» **What is expected**: Using the data below, gather each line that includes the word "Mutter".

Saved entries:
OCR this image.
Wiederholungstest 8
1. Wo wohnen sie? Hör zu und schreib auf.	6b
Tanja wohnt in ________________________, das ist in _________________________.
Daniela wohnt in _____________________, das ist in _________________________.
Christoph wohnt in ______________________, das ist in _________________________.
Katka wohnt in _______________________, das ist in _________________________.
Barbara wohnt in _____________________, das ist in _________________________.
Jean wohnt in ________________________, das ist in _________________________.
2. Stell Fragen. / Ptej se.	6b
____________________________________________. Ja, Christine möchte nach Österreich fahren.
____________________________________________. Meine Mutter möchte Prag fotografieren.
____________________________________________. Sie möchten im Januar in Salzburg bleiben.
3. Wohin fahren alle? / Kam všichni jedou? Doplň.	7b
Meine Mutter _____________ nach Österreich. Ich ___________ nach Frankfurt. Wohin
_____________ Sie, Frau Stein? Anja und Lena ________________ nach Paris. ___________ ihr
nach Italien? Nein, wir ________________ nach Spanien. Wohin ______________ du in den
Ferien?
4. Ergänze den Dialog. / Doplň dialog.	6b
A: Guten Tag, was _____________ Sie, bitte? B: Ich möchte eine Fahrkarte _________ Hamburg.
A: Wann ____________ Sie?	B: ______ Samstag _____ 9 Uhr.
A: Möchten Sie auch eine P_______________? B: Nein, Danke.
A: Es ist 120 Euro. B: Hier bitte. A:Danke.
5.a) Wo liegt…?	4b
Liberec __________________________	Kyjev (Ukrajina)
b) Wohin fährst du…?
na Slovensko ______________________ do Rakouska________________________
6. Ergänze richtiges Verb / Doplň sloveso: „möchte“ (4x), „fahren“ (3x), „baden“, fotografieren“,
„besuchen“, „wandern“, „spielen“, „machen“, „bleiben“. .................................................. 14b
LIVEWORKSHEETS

» **Expected answer**:
____________________________________________. Meine Mutter möchte Prag fotografieren.
Meine Mutter _____________ nach Österreich. Ich ___________ nach Frankfurt. Wohin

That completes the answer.